* **TO BE DONE**: Return each line containing the string "private".

---------- DATA SHOWN ----------

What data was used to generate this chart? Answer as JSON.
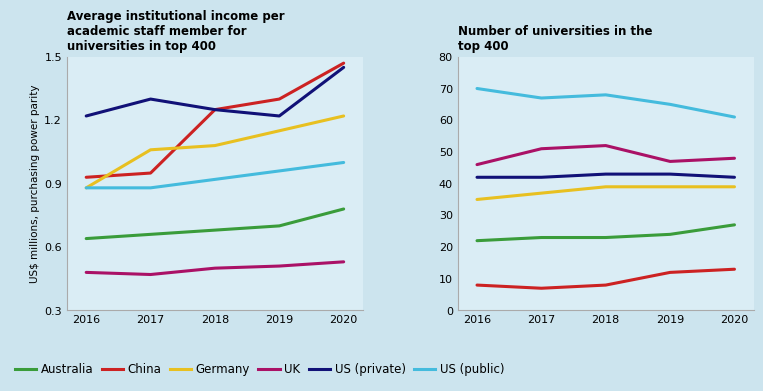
{
  "years": [
    2016,
    2017,
    2018,
    2019,
    2020
  ],
  "background_color": "#cce4ee",
  "plot_bg_color": "#daedf5",
  "left_chart": {
    "title": "Average institutional income per\nacademic staff member for\nuniversities in top 400",
    "ylabel": "US$ millions, purchasing power parity",
    "ylim": [
      0.3,
      1.5
    ],
    "yticks": [
      0.3,
      0.6,
      0.9,
      1.2,
      1.5
    ],
    "series": {
      "Australia": [
        0.64,
        0.66,
        0.68,
        0.7,
        0.78
      ],
      "China": [
        0.93,
        0.95,
        1.25,
        1.3,
        1.47
      ],
      "Germany": [
        0.88,
        1.06,
        1.08,
        1.15,
        1.22
      ],
      "UK": [
        0.48,
        0.47,
        0.5,
        0.51,
        0.53
      ],
      "US (private)": [
        1.22,
        1.3,
        1.25,
        1.22,
        1.45
      ],
      "US (public)": [
        0.88,
        0.88,
        0.92,
        0.96,
        1.0
      ]
    }
  },
  "right_chart": {
    "title": "Number of universities in the\ntop 400",
    "ylabel": "",
    "ylim": [
      0,
      80
    ],
    "yticks": [
      0,
      10,
      20,
      30,
      40,
      50,
      60,
      70,
      80
    ],
    "series": {
      "Australia": [
        22,
        23,
        23,
        24,
        27
      ],
      "China": [
        8,
        7,
        8,
        12,
        13
      ],
      "Germany": [
        35,
        37,
        39,
        39,
        39
      ],
      "UK": [
        46,
        51,
        52,
        47,
        48
      ],
      "US (private)": [
        42,
        42,
        43,
        43,
        42
      ],
      "US (public)": [
        70,
        67,
        68,
        65,
        61
      ]
    }
  },
  "colors": {
    "Australia": "#3a9c3a",
    "China": "#cc2222",
    "Germany": "#e8c020",
    "UK": "#aa1166",
    "US (private)": "#111177",
    "US (public)": "#44bbdd"
  },
  "legend_order": [
    "Australia",
    "China",
    "Germany",
    "UK",
    "US (private)",
    "US (public)"
  ]
}
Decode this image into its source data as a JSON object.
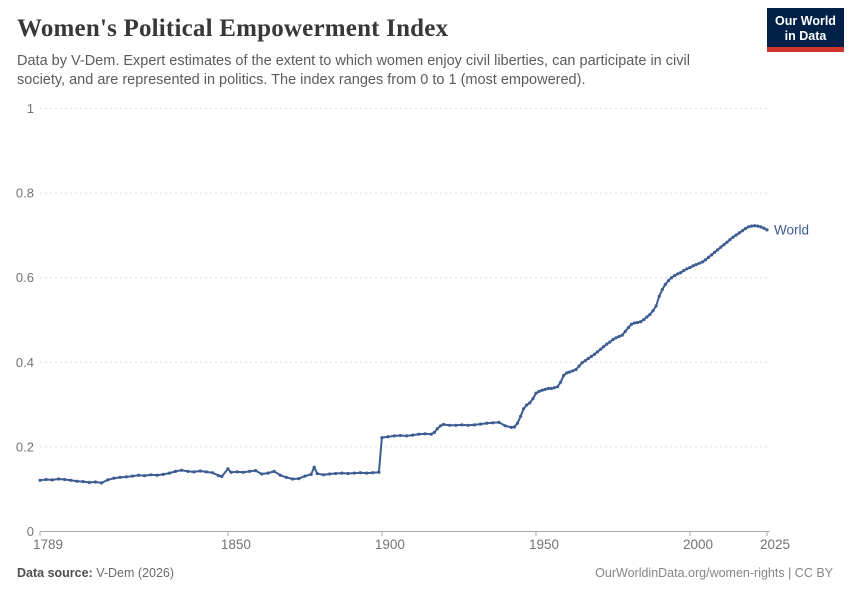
{
  "header": {
    "title": "Women's Political Empowerment Index",
    "subtitle": "Data by V-Dem. Expert estimates of the extent to which women enjoy civil liberties, can participate in civil society, and are represented in politics. The index ranges from 0 to 1 (most empowered).",
    "logo": {
      "line1": "Our World",
      "line2": "in Data"
    }
  },
  "footer": {
    "source_label": "Data source:",
    "source_value": " V-Dem (2026)",
    "attribution": "OurWorldinData.org/women-rights | CC BY"
  },
  "style_colors": {
    "line": "#3d5c92",
    "grid": "#dcdcdc",
    "axis": "#a8a8a8",
    "tick_text": "#737373",
    "logo_bg": "#002147",
    "logo_accent": "#d1342f"
  },
  "chart_data": {
    "type": "line",
    "title": "Women's Political Empowerment Index",
    "xlabel": "",
    "ylabel": "",
    "xlim": [
      1789,
      2025
    ],
    "ylim": [
      0,
      1
    ],
    "x_ticks": [
      1789,
      1850,
      1900,
      1950,
      2000,
      2025
    ],
    "y_ticks": [
      0,
      0.2,
      0.4,
      0.6,
      0.8,
      1
    ],
    "grid": "horizontal-dashed",
    "legend_position": "end-of-line-label",
    "series": [
      {
        "name": "World",
        "points": [
          [
            1789,
            0.121
          ],
          [
            1791,
            0.123
          ],
          [
            1793,
            0.122
          ],
          [
            1795,
            0.124
          ],
          [
            1797,
            0.123
          ],
          [
            1799,
            0.121
          ],
          [
            1801,
            0.119
          ],
          [
            1803,
            0.118
          ],
          [
            1805,
            0.116
          ],
          [
            1807,
            0.117
          ],
          [
            1809,
            0.115
          ],
          [
            1811,
            0.122
          ],
          [
            1813,
            0.126
          ],
          [
            1815,
            0.128
          ],
          [
            1817,
            0.129
          ],
          [
            1819,
            0.131
          ],
          [
            1821,
            0.133
          ],
          [
            1823,
            0.132
          ],
          [
            1825,
            0.134
          ],
          [
            1827,
            0.133
          ],
          [
            1829,
            0.135
          ],
          [
            1831,
            0.138
          ],
          [
            1833,
            0.142
          ],
          [
            1835,
            0.145
          ],
          [
            1837,
            0.142
          ],
          [
            1839,
            0.141
          ],
          [
            1841,
            0.143
          ],
          [
            1843,
            0.141
          ],
          [
            1845,
            0.139
          ],
          [
            1847,
            0.132
          ],
          [
            1848,
            0.13
          ],
          [
            1850,
            0.148
          ],
          [
            1851,
            0.14
          ],
          [
            1853,
            0.141
          ],
          [
            1855,
            0.14
          ],
          [
            1857,
            0.142
          ],
          [
            1859,
            0.144
          ],
          [
            1861,
            0.136
          ],
          [
            1863,
            0.138
          ],
          [
            1865,
            0.142
          ],
          [
            1867,
            0.133
          ],
          [
            1869,
            0.128
          ],
          [
            1871,
            0.124
          ],
          [
            1873,
            0.125
          ],
          [
            1875,
            0.131
          ],
          [
            1877,
            0.135
          ],
          [
            1878,
            0.152
          ],
          [
            1879,
            0.137
          ],
          [
            1881,
            0.134
          ],
          [
            1883,
            0.136
          ],
          [
            1885,
            0.137
          ],
          [
            1887,
            0.138
          ],
          [
            1889,
            0.137
          ],
          [
            1891,
            0.138
          ],
          [
            1893,
            0.139
          ],
          [
            1895,
            0.138
          ],
          [
            1897,
            0.139
          ],
          [
            1899,
            0.14
          ],
          [
            1900,
            0.222
          ],
          [
            1902,
            0.224
          ],
          [
            1904,
            0.226
          ],
          [
            1906,
            0.227
          ],
          [
            1908,
            0.226
          ],
          [
            1910,
            0.228
          ],
          [
            1912,
            0.23
          ],
          [
            1914,
            0.231
          ],
          [
            1916,
            0.23
          ],
          [
            1917,
            0.234
          ],
          [
            1918,
            0.243
          ],
          [
            1919,
            0.25
          ],
          [
            1920,
            0.253
          ],
          [
            1922,
            0.251
          ],
          [
            1924,
            0.251
          ],
          [
            1926,
            0.252
          ],
          [
            1928,
            0.251
          ],
          [
            1930,
            0.252
          ],
          [
            1932,
            0.254
          ],
          [
            1934,
            0.256
          ],
          [
            1936,
            0.257
          ],
          [
            1938,
            0.258
          ],
          [
            1940,
            0.25
          ],
          [
            1942,
            0.246
          ],
          [
            1943,
            0.247
          ],
          [
            1944,
            0.256
          ],
          [
            1945,
            0.272
          ],
          [
            1946,
            0.29
          ],
          [
            1947,
            0.299
          ],
          [
            1948,
            0.304
          ],
          [
            1949,
            0.314
          ],
          [
            1950,
            0.327
          ],
          [
            1951,
            0.331
          ],
          [
            1952,
            0.334
          ],
          [
            1953,
            0.336
          ],
          [
            1954,
            0.338
          ],
          [
            1955,
            0.338
          ],
          [
            1956,
            0.34
          ],
          [
            1957,
            0.342
          ],
          [
            1958,
            0.353
          ],
          [
            1959,
            0.369
          ],
          [
            1960,
            0.375
          ],
          [
            1961,
            0.377
          ],
          [
            1962,
            0.38
          ],
          [
            1963,
            0.383
          ],
          [
            1964,
            0.391
          ],
          [
            1965,
            0.399
          ],
          [
            1966,
            0.404
          ],
          [
            1967,
            0.409
          ],
          [
            1968,
            0.414
          ],
          [
            1969,
            0.419
          ],
          [
            1970,
            0.425
          ],
          [
            1971,
            0.431
          ],
          [
            1972,
            0.437
          ],
          [
            1973,
            0.443
          ],
          [
            1974,
            0.448
          ],
          [
            1975,
            0.454
          ],
          [
            1976,
            0.458
          ],
          [
            1977,
            0.461
          ],
          [
            1978,
            0.464
          ],
          [
            1979,
            0.473
          ],
          [
            1980,
            0.482
          ],
          [
            1981,
            0.49
          ],
          [
            1982,
            0.493
          ],
          [
            1983,
            0.494
          ],
          [
            1984,
            0.496
          ],
          [
            1985,
            0.501
          ],
          [
            1986,
            0.507
          ],
          [
            1987,
            0.513
          ],
          [
            1988,
            0.522
          ],
          [
            1989,
            0.533
          ],
          [
            1990,
            0.556
          ],
          [
            1991,
            0.572
          ],
          [
            1992,
            0.584
          ],
          [
            1993,
            0.593
          ],
          [
            1994,
            0.6
          ],
          [
            1995,
            0.605
          ],
          [
            1996,
            0.609
          ],
          [
            1997,
            0.612
          ],
          [
            1998,
            0.617
          ],
          [
            1999,
            0.621
          ],
          [
            2000,
            0.624
          ],
          [
            2001,
            0.628
          ],
          [
            2002,
            0.631
          ],
          [
            2003,
            0.634
          ],
          [
            2004,
            0.637
          ],
          [
            2005,
            0.642
          ],
          [
            2006,
            0.648
          ],
          [
            2007,
            0.654
          ],
          [
            2008,
            0.66
          ],
          [
            2009,
            0.666
          ],
          [
            2010,
            0.672
          ],
          [
            2011,
            0.678
          ],
          [
            2012,
            0.684
          ],
          [
            2013,
            0.69
          ],
          [
            2014,
            0.696
          ],
          [
            2015,
            0.701
          ],
          [
            2016,
            0.706
          ],
          [
            2017,
            0.711
          ],
          [
            2018,
            0.716
          ],
          [
            2019,
            0.72
          ],
          [
            2020,
            0.722
          ],
          [
            2021,
            0.723
          ],
          [
            2022,
            0.722
          ],
          [
            2023,
            0.72
          ],
          [
            2024,
            0.717
          ],
          [
            2025,
            0.713
          ]
        ]
      }
    ]
  }
}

----------

* **WRITTEN ANSWER**:
      "US (private)": [
      "US (private)": [
    "US (private)": "#111177",
    "US (private)",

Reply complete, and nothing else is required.